Record set

- - - - -

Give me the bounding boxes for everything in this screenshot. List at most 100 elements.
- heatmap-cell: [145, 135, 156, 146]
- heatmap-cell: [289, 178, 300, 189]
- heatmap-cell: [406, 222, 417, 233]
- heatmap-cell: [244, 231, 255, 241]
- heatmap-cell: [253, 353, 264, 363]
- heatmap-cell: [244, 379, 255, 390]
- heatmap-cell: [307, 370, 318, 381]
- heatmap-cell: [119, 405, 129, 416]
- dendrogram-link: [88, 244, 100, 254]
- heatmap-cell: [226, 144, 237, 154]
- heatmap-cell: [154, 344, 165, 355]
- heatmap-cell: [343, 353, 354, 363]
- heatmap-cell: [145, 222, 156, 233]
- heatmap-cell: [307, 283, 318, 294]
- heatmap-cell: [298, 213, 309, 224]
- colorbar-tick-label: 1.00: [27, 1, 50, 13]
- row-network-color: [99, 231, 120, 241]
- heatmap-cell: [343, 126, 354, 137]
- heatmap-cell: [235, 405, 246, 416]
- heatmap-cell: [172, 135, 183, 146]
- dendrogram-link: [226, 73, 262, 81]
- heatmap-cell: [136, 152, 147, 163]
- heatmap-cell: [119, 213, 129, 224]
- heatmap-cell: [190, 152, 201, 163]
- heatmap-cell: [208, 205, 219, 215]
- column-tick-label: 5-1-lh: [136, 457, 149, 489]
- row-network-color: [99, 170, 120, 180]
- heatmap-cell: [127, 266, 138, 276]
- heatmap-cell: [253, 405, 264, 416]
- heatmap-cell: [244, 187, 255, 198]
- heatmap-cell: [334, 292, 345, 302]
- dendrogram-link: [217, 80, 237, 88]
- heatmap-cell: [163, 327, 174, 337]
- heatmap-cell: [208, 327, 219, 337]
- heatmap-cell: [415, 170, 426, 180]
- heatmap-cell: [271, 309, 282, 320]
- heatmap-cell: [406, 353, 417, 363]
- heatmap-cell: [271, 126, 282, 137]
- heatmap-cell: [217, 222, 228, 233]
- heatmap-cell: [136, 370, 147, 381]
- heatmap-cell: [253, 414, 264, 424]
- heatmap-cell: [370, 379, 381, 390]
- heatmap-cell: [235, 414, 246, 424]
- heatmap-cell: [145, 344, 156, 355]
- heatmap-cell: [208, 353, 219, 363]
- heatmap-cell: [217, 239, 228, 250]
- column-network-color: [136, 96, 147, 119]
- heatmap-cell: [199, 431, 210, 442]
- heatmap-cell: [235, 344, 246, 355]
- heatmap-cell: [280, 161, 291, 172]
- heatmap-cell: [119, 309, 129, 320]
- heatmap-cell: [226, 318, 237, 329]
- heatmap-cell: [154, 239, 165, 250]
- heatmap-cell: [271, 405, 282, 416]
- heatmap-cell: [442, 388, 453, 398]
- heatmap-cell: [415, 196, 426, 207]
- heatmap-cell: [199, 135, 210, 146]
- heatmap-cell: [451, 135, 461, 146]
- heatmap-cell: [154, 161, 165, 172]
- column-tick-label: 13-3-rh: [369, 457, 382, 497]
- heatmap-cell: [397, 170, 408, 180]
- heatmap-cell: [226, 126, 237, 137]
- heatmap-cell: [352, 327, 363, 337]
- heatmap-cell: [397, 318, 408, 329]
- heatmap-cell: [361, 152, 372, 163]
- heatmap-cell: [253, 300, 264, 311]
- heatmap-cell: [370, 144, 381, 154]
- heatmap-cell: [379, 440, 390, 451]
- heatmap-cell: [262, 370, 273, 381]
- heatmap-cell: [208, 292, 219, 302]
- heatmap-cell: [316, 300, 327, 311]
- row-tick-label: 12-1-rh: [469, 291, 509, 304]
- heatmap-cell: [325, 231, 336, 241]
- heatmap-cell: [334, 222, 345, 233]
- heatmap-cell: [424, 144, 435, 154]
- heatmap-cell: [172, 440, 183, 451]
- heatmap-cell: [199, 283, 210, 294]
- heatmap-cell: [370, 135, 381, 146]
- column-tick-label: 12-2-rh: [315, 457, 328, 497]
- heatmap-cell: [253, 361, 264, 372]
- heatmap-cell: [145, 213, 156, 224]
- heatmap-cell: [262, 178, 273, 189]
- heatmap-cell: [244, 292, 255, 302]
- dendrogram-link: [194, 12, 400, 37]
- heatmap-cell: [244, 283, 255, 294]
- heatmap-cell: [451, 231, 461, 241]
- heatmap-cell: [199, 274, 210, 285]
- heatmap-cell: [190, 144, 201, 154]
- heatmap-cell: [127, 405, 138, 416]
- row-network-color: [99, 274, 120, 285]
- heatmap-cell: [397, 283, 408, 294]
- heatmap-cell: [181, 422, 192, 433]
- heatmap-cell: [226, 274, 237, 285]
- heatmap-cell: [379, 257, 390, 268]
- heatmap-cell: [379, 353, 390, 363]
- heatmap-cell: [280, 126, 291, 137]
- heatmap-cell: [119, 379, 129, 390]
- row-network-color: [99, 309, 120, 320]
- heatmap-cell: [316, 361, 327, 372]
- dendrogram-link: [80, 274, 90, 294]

- - - - -

Task instructions
Rewrite every line of the entries above as a numbered list, dropping any blank lines.

Completed task
1. Give me the bounding boxes for everything in this screenshot. List at most 100 elements.
2. - heatmap-cell: [145, 135, 156, 146]
3. - heatmap-cell: [289, 178, 300, 189]
4. - heatmap-cell: [406, 222, 417, 233]
5. - heatmap-cell: [244, 231, 255, 241]
6. - heatmap-cell: [253, 353, 264, 363]
7. - heatmap-cell: [244, 379, 255, 390]
8. - heatmap-cell: [307, 370, 318, 381]
9. - heatmap-cell: [119, 405, 129, 416]
10. - dendrogram-link: [88, 244, 100, 254]
11. - heatmap-cell: [226, 144, 237, 154]
12. - heatmap-cell: [154, 344, 165, 355]
13. - heatmap-cell: [343, 353, 354, 363]
14. - heatmap-cell: [145, 222, 156, 233]
15. - heatmap-cell: [307, 283, 318, 294]
16. - heatmap-cell: [298, 213, 309, 224]
17. - colorbar-tick-label: 1.00: [27, 1, 50, 13]
18. - row-network-color: [99, 231, 120, 241]
19. - heatmap-cell: [343, 126, 354, 137]
20. - heatmap-cell: [235, 405, 246, 416]
21. - heatmap-cell: [172, 135, 183, 146]
22. - dendrogram-link: [226, 73, 262, 81]
23. - heatmap-cell: [136, 152, 147, 163]
24. - heatmap-cell: [119, 213, 129, 224]
25. - heatmap-cell: [190, 152, 201, 163]
26. - heatmap-cell: [208, 205, 219, 215]
27. - column-tick-label: 5-1-lh: [136, 457, 149, 489]
28. - row-network-color: [99, 170, 120, 180]
29. - heatmap-cell: [127, 266, 138, 276]
30. - heatmap-cell: [253, 405, 264, 416]
31. - heatmap-cell: [244, 187, 255, 198]
32. - heatmap-cell: [334, 292, 345, 302]
33. - dendrogram-link: [217, 80, 237, 88]
34. - heatmap-cell: [163, 327, 174, 337]
35. - heatmap-cell: [208, 327, 219, 337]
36. - heatmap-cell: [415, 170, 426, 180]
37. - heatmap-cell: [271, 309, 282, 320]
38. - heatmap-cell: [406, 353, 417, 363]
39. - heatmap-cell: [271, 126, 282, 137]
40. - heatmap-cell: [217, 222, 228, 233]
41. - heatmap-cell: [136, 370, 147, 381]
42. - heatmap-cell: [253, 414, 264, 424]
43. - heatmap-cell: [370, 379, 381, 390]
44. - heatmap-cell: [235, 414, 246, 424]
45. - heatmap-cell: [145, 344, 156, 355]
46. - heatmap-cell: [208, 353, 219, 363]
47. - heatmap-cell: [217, 239, 228, 250]
48. - column-network-color: [136, 96, 147, 119]
49. - heatmap-cell: [199, 431, 210, 442]
50. - heatmap-cell: [235, 344, 246, 355]
51. - heatmap-cell: [280, 161, 291, 172]
52. - heatmap-cell: [119, 309, 129, 320]
53. - heatmap-cell: [226, 318, 237, 329]
54. - heatmap-cell: [154, 239, 165, 250]
55. - heatmap-cell: [271, 405, 282, 416]
56. - heatmap-cell: [442, 388, 453, 398]
57. - heatmap-cell: [415, 196, 426, 207]
58. - heatmap-cell: [199, 135, 210, 146]
59. - heatmap-cell: [451, 135, 461, 146]
60. - heatmap-cell: [154, 161, 165, 172]
61. - column-tick-label: 13-3-rh: [369, 457, 382, 497]
62. - heatmap-cell: [397, 170, 408, 180]
63. - heatmap-cell: [226, 126, 237, 137]
64. - heatmap-cell: [352, 327, 363, 337]
65. - heatmap-cell: [397, 318, 408, 329]
66. - heatmap-cell: [361, 152, 372, 163]
67. - heatmap-cell: [253, 300, 264, 311]
68. - heatmap-cell: [370, 144, 381, 154]
69. - heatmap-cell: [379, 440, 390, 451]
70. - heatmap-cell: [262, 370, 273, 381]
71. - heatmap-cell: [208, 292, 219, 302]
72. - heatmap-cell: [316, 300, 327, 311]
73. - row-tick-label: 12-1-rh: [469, 291, 509, 304]
74. - heatmap-cell: [325, 231, 336, 241]
75. - heatmap-cell: [334, 222, 345, 233]
76. - heatmap-cell: [424, 144, 435, 154]
77. - heatmap-cell: [172, 440, 183, 451]
78. - heatmap-cell: [199, 283, 210, 294]
79. - heatmap-cell: [370, 135, 381, 146]
80. - column-tick-label: 12-2-rh: [315, 457, 328, 497]
81. - heatmap-cell: [253, 361, 264, 372]
82. - heatmap-cell: [145, 213, 156, 224]
83. - heatmap-cell: [262, 178, 273, 189]
84. - heatmap-cell: [244, 292, 255, 302]
85. - dendrogram-link: [194, 12, 400, 37]
86. - heatmap-cell: [244, 283, 255, 294]
87. - heatmap-cell: [451, 231, 461, 241]
88. - heatmap-cell: [199, 274, 210, 285]
89. - heatmap-cell: [190, 144, 201, 154]
90. - heatmap-cell: [127, 405, 138, 416]
91. - row-network-color: [99, 274, 120, 285]
92. - heatmap-cell: [397, 283, 408, 294]
93. - heatmap-cell: [181, 422, 192, 433]
94. - heatmap-cell: [226, 274, 237, 285]
95. - heatmap-cell: [379, 257, 390, 268]
96. - heatmap-cell: [379, 353, 390, 363]
97. - heatmap-cell: [280, 126, 291, 137]
98. - heatmap-cell: [119, 379, 129, 390]
99. - row-network-color: [99, 309, 120, 320]
100. - heatmap-cell: [316, 361, 327, 372]
101. - dendrogram-link: [80, 274, 90, 294]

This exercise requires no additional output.